Aufgabe >>
Gib die folgenden Daten vollständig und ohne jede Änderung wieder.

(In einem Datensatz enthaltene Einträge)

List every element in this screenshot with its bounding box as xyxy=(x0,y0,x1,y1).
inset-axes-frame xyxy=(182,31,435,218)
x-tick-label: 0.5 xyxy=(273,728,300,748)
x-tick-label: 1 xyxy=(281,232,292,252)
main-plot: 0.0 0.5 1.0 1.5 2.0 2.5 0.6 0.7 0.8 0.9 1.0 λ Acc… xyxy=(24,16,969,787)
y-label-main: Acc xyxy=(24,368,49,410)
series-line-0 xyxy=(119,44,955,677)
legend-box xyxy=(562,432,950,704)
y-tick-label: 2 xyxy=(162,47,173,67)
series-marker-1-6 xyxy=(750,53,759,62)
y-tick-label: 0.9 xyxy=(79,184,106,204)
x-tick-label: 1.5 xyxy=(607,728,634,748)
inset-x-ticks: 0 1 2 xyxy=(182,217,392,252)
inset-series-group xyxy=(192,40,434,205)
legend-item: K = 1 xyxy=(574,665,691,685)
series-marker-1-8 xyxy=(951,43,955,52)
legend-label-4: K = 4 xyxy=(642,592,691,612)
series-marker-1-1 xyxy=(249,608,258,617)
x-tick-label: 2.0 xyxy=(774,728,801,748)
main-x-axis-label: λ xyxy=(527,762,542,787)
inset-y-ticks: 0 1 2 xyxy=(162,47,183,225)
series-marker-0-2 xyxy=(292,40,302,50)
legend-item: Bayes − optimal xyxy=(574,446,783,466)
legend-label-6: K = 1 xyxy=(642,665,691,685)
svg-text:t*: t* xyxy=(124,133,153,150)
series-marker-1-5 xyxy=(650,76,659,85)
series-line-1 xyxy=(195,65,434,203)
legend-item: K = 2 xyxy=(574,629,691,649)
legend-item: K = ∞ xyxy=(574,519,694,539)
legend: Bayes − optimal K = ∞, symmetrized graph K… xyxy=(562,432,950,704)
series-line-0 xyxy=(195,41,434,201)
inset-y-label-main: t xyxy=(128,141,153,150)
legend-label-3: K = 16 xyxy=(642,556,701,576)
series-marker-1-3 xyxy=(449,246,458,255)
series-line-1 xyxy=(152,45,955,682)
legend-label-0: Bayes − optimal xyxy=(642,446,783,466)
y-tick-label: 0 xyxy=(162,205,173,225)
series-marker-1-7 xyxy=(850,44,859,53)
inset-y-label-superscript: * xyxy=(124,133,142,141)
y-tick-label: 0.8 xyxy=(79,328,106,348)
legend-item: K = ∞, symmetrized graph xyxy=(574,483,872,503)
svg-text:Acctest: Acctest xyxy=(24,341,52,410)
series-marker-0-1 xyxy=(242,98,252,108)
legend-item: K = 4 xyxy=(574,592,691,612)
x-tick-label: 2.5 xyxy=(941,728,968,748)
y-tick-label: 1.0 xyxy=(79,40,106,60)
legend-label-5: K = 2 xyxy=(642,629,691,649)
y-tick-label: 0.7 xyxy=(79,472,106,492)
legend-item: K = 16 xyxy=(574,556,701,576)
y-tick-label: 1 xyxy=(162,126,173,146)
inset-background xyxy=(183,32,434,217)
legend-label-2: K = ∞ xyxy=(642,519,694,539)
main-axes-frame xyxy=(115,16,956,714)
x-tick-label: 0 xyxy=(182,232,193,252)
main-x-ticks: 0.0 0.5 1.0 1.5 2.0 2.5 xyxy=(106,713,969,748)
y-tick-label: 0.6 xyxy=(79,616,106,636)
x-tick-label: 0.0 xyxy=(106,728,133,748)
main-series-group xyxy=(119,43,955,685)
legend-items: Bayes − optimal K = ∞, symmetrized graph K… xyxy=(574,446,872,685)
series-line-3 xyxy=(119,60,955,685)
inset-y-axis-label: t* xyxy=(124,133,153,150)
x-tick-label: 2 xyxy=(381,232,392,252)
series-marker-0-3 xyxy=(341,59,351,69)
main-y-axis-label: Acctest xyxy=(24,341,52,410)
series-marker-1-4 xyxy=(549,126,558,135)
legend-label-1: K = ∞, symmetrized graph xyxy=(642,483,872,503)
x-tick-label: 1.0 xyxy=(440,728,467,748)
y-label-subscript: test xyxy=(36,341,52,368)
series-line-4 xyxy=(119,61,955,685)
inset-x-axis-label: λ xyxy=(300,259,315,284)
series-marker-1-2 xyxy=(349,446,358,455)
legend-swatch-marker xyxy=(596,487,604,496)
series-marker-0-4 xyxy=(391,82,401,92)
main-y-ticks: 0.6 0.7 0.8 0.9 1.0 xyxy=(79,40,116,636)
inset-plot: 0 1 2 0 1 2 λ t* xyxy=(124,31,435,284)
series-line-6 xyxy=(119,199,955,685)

Lösung >>
List every element in this screenshot with its bounding box as xyxy=(x0,y0,x1,y1).
inset-axes-frame xyxy=(182,31,435,218)
x-tick-label: 0.5 xyxy=(273,728,300,748)
x-tick-label: 1 xyxy=(281,232,292,252)
main-plot: 0.0 0.5 1.0 1.5 2.0 2.5 0.6 0.7 0.8 0.9 1.0 λ Acc… xyxy=(24,16,969,787)
y-label-main: Acc xyxy=(24,368,49,410)
series-line-0 xyxy=(119,44,955,677)
legend-box xyxy=(562,432,950,704)
y-tick-label: 2 xyxy=(162,47,173,67)
series-marker-1-6 xyxy=(750,53,759,62)
y-tick-label: 0.9 xyxy=(79,184,106,204)
x-tick-label: 1.5 xyxy=(607,728,634,748)
inset-x-ticks: 0 1 2 xyxy=(182,217,392,252)
inset-series-group xyxy=(192,40,434,205)
legend-item: K = 1 xyxy=(574,665,691,685)
series-marker-1-8 xyxy=(951,43,955,52)
legend-label-4: K = 4 xyxy=(642,592,691,612)
series-marker-1-1 xyxy=(249,608,258,617)
x-tick-label: 2.0 xyxy=(774,728,801,748)
main-x-axis-label: λ xyxy=(527,762,542,787)
inset-y-ticks: 0 1 2 xyxy=(162,47,183,225)
series-marker-0-2 xyxy=(292,40,302,50)
legend-item: Bayes − optimal xyxy=(574,446,783,466)
legend-label-6: K = 1 xyxy=(642,665,691,685)
svg-text:t*: t* xyxy=(124,133,153,150)
series-marker-1-5 xyxy=(650,76,659,85)
series-line-1 xyxy=(195,65,434,203)
legend-item: K = 2 xyxy=(574,629,691,649)
legend-item: K = ∞ xyxy=(574,519,694,539)
legend: Bayes − optimal K = ∞, symmetrized graph K… xyxy=(562,432,950,704)
series-line-0 xyxy=(195,41,434,201)
inset-y-label-main: t xyxy=(128,141,153,150)
legend-label-3: K = 16 xyxy=(642,556,701,576)
series-marker-1-3 xyxy=(449,246,458,255)
series-line-1 xyxy=(152,45,955,682)
legend-label-0: Bayes − optimal xyxy=(642,446,783,466)
y-tick-label: 0 xyxy=(162,205,173,225)
series-marker-1-7 xyxy=(850,44,859,53)
inset-y-label-superscript: * xyxy=(124,133,142,141)
y-tick-label: 0.8 xyxy=(79,328,106,348)
legend-item: K = ∞, symmetrized graph xyxy=(574,483,872,503)
svg-text:Acctest: Acctest xyxy=(24,341,52,410)
series-marker-0-1 xyxy=(242,98,252,108)
legend-item: K = 4 xyxy=(574,592,691,612)
x-tick-label: 2.5 xyxy=(941,728,968,748)
y-tick-label: 1.0 xyxy=(79,40,106,60)
legend-label-5: K = 2 xyxy=(642,629,691,649)
y-tick-label: 0.7 xyxy=(79,472,106,492)
legend-item: K = 16 xyxy=(574,556,701,576)
y-tick-label: 1 xyxy=(162,126,173,146)
inset-background xyxy=(183,32,434,217)
legend-label-2: K = ∞ xyxy=(642,519,694,539)
main-axes-frame xyxy=(115,16,956,714)
x-tick-label: 0 xyxy=(182,232,193,252)
main-x-ticks: 0.0 0.5 1.0 1.5 2.0 2.5 xyxy=(106,713,969,748)
y-tick-label: 0.6 xyxy=(79,616,106,636)
x-tick-label: 0.0 xyxy=(106,728,133,748)
main-series-group xyxy=(119,43,955,685)
legend-items: Bayes − optimal K = ∞, symmetrized graph K… xyxy=(574,446,872,685)
series-line-3 xyxy=(119,60,955,685)
inset-y-axis-label: t* xyxy=(124,133,153,150)
x-tick-label: 2 xyxy=(381,232,392,252)
series-marker-0-3 xyxy=(341,59,351,69)
main-y-axis-label: Acctest xyxy=(24,341,52,410)
series-marker-1-4 xyxy=(549,126,558,135)
legend-label-1: K = ∞, symmetrized graph xyxy=(642,483,872,503)
x-tick-label: 1.0 xyxy=(440,728,467,748)
y-label-subscript: test xyxy=(36,341,52,368)
series-line-4 xyxy=(119,61,955,685)
inset-x-axis-label: λ xyxy=(300,259,315,284)
series-marker-1-2 xyxy=(349,446,358,455)
legend-swatch-marker xyxy=(596,487,604,496)
series-marker-0-4 xyxy=(391,82,401,92)
main-y-ticks: 0.6 0.7 0.8 0.9 1.0 xyxy=(79,40,116,636)
inset-plot: 0 1 2 0 1 2 λ t* xyxy=(124,31,435,284)
series-line-6 xyxy=(119,199,955,685)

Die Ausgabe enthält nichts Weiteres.